> _Stated problem_
Find the string "Plug" in the listing and report every line that has it.

> _Material shown_

— Start —

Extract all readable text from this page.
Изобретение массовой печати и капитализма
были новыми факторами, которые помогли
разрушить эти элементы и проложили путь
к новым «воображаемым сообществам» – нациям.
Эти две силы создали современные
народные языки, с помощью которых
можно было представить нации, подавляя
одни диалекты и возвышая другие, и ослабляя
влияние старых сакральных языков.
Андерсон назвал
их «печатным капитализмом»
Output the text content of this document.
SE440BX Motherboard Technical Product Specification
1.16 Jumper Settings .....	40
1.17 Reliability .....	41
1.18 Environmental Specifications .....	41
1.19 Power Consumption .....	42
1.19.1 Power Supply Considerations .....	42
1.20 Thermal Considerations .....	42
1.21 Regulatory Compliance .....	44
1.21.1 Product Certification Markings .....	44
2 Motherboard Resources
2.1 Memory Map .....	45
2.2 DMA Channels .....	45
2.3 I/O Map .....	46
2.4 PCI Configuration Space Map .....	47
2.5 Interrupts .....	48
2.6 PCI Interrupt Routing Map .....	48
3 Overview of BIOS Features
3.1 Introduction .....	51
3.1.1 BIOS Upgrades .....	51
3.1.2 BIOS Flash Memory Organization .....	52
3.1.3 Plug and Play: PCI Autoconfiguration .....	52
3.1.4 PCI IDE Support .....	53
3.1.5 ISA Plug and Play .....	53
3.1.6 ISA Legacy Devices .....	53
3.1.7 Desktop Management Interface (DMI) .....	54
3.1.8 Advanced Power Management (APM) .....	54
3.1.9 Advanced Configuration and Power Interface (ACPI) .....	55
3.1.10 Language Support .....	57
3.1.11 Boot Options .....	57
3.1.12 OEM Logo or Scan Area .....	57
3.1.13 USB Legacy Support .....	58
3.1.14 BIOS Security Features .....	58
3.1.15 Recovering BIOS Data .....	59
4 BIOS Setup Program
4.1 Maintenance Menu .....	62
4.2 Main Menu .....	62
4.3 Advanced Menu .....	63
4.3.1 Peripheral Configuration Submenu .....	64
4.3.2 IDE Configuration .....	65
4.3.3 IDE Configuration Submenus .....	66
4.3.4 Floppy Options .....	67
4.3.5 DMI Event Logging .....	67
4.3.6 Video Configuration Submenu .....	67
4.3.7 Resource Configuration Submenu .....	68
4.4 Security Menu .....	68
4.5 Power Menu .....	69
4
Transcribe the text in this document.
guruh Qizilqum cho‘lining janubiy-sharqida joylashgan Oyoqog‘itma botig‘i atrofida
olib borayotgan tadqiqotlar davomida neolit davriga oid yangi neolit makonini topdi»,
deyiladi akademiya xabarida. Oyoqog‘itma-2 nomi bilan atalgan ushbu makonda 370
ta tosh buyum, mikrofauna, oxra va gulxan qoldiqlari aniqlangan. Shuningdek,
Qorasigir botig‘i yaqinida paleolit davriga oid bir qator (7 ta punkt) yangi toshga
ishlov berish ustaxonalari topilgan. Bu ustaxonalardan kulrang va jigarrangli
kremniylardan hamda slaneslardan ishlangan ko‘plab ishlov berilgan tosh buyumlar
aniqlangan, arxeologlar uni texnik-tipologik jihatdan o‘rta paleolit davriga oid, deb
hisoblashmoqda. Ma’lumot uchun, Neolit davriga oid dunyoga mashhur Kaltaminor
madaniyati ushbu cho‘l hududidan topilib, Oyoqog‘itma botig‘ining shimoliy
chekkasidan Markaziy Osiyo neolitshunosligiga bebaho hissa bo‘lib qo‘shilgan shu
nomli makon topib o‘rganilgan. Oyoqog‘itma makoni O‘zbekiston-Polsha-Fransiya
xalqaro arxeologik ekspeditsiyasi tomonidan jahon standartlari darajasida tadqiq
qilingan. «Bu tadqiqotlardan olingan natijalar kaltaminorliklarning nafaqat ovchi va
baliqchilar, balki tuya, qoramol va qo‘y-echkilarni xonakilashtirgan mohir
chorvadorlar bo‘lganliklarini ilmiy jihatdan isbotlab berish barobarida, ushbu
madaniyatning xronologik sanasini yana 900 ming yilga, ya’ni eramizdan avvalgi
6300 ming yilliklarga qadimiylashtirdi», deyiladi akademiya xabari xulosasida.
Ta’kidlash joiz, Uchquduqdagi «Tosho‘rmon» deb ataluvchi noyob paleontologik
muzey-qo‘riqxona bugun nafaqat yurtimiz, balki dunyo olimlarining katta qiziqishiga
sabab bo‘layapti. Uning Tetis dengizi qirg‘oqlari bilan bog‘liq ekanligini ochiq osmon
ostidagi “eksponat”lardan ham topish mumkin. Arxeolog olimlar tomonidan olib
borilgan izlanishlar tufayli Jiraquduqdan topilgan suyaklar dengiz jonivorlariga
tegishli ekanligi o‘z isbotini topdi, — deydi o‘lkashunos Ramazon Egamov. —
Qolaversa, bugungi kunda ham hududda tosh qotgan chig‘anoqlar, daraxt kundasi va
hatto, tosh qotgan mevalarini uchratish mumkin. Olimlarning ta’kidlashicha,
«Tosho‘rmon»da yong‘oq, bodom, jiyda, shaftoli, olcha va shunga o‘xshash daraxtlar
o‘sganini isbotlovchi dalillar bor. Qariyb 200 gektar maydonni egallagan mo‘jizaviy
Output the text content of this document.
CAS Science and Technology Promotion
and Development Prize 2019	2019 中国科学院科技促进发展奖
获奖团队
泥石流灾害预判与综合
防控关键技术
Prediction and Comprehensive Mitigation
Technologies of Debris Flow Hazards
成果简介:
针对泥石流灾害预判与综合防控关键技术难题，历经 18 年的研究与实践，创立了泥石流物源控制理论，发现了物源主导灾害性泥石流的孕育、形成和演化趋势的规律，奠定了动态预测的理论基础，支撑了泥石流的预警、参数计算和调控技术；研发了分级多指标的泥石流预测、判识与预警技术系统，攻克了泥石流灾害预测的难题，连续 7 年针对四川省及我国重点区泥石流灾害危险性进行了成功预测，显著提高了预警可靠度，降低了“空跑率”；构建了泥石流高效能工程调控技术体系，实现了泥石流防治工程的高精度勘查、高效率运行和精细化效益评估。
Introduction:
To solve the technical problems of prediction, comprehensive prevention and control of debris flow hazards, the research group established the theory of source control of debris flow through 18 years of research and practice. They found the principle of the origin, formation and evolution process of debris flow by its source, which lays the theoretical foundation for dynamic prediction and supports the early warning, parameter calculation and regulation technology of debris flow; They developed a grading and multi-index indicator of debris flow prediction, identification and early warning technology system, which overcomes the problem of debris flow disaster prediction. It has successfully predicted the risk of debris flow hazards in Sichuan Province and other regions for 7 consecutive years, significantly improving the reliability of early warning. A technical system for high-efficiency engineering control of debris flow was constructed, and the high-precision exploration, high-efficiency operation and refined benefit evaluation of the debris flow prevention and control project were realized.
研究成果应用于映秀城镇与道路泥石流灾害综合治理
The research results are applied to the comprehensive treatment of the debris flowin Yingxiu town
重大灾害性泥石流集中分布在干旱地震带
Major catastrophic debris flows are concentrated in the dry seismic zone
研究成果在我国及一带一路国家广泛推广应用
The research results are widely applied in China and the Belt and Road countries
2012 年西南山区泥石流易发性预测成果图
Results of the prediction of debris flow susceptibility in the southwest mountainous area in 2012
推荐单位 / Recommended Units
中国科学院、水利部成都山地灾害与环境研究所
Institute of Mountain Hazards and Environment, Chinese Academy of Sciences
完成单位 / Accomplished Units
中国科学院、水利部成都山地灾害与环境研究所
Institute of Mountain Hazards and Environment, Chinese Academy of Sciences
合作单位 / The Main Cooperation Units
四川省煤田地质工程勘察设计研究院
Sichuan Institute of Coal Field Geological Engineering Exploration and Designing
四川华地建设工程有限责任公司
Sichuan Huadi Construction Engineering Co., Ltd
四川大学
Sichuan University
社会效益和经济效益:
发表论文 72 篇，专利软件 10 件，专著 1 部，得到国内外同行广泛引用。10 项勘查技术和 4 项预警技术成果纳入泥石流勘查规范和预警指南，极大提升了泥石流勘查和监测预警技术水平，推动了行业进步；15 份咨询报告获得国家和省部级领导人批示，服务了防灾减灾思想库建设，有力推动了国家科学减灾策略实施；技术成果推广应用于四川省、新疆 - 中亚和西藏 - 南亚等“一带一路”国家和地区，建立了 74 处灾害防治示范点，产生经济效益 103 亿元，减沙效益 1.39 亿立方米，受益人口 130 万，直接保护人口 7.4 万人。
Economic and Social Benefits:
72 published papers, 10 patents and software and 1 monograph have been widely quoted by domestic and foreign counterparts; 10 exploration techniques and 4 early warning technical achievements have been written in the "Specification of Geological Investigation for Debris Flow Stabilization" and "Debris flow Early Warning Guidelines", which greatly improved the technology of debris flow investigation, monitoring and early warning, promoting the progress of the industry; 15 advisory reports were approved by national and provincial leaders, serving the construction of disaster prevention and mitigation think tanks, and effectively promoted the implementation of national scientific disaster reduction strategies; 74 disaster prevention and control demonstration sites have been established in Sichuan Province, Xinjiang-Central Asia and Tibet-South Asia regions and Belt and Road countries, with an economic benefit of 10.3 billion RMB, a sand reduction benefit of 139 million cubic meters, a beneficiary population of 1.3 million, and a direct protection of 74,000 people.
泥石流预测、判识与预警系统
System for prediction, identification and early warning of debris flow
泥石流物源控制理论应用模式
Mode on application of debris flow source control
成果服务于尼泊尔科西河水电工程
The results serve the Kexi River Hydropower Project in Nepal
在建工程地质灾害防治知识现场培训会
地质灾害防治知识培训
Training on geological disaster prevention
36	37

— End —

> _Answer for this exercise_
3.1.3 Plug and Play: PCI Autoconfiguration .....	52
3.1.5 ISA Plug and Play .....	53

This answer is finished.